> **GOAL**:
Your task is to reproduce the material exactly.
══ EXERCISE DATA ══
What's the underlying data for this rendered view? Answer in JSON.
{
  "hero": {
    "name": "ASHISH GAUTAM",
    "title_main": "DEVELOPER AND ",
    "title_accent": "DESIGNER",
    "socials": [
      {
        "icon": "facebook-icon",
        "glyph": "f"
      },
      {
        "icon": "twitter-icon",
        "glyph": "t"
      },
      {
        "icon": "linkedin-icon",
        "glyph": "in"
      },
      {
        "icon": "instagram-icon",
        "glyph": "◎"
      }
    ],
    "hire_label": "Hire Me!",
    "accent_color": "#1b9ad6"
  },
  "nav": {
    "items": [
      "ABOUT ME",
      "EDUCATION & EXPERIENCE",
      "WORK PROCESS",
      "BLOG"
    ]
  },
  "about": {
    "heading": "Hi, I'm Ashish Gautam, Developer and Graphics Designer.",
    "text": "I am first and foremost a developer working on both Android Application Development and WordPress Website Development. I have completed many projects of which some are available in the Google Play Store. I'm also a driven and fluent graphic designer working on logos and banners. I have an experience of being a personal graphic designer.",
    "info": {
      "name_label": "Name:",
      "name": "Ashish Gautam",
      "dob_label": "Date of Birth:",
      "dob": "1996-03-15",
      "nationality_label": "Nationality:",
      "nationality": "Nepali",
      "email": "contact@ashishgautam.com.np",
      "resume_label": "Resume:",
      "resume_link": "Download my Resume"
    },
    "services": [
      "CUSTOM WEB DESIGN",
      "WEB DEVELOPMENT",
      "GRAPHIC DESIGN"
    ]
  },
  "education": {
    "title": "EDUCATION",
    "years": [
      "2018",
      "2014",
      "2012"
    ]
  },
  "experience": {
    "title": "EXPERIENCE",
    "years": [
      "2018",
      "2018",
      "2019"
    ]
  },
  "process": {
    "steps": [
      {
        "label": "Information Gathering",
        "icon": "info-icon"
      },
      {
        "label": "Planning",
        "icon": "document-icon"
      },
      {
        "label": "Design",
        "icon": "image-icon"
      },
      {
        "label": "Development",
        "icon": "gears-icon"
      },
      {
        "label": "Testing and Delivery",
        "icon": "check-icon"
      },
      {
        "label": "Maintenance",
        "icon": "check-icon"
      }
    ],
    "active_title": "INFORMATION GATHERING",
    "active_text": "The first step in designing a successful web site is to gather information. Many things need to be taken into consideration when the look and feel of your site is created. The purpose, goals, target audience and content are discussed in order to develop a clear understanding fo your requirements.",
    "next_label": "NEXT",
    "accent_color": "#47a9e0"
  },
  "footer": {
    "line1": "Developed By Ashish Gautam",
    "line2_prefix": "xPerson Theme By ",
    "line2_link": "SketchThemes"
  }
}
═══
> **RESULT OF THIS EXERCISE**:
What's the underlying data for this rendered view? Answer in JSON.
{
  "hero": {
    "name": "ASHISH GAUTAM",
    "title_main": "DEVELOPER AND ",
    "title_accent": "DESIGNER",
    "socials": [
      {
        "icon": "facebook-icon",
        "glyph": "f"
      },
      {
        "icon": "twitter-icon",
        "glyph": "t"
      },
      {
        "icon": "linkedin-icon",
        "glyph": "in"
      },
      {
        "icon": "instagram-icon",
        "glyph": "◎"
      }
    ],
    "hire_label": "Hire Me!",
    "accent_color": "#1b9ad6"
  },
  "nav": {
    "items": [
      "ABOUT ME",
      "EDUCATION & EXPERIENCE",
      "WORK PROCESS",
      "BLOG"
    ]
  },
  "about": {
    "heading": "Hi, I'm Ashish Gautam, Developer and Graphics Designer.",
    "text": "I am first and foremost a developer working on both Android Application Development and WordPress Website Development. I have completed many projects of which some are available in the Google Play Store. I'm also a driven and fluent graphic designer working on logos and banners. I have an experience of being a personal graphic designer.",
    "info": {
      "name_label": "Name:",
      "name": "Ashish Gautam",
      "dob_label": "Date of Birth:",
      "dob": "1996-03-15",
      "nationality_label": "Nationality:",
      "nationality": "Nepali",
      "email": "contact@ashishgautam.com.np",
      "resume_label": "Resume:",
      "resume_link": "Download my Resume"
    },
    "services": [
      "CUSTOM WEB DESIGN",
      "WEB DEVELOPMENT",
      "GRAPHIC DESIGN"
    ]
  },
  "education": {
    "title": "EDUCATION",
    "years": [
      "2018",
      "2014",
      "2012"
    ]
  },
  "experience": {
    "title": "EXPERIENCE",
    "years": [
      "2018",
      "2018",
      "2019"
    ]
  },
  "process": {
    "steps": [
      {
        "label": "Information Gathering",
        "icon": "info-icon"
      },
      {
        "label": "Planning",
        "icon": "document-icon"
      },
      {
        "label": "Design",
        "icon": "image-icon"
      },
      {
        "label": "Development",
        "icon": "gears-icon"
      },
      {
        "label": "Testing and Delivery",
        "icon": "check-icon"
      },
      {
        "label": "Maintenance",
        "icon": "check-icon"
      }
    ],
    "active_title": "INFORMATION GATHERING",
    "active_text": "The first step in designing a successful web site is to gather information. Many things need to be taken into consideration when the look and feel of your site is created. The purpose, goals, target audience and content are discussed in order to develop a clear understanding fo your requirements.",
    "next_label": "NEXT",
    "accent_color": "#47a9e0"
  },
  "footer": {
    "line1": "Developed By Ashish Gautam",
    "line2_prefix": "xPerson Theme By ",
    "line2_link": "SketchThemes"
  }
}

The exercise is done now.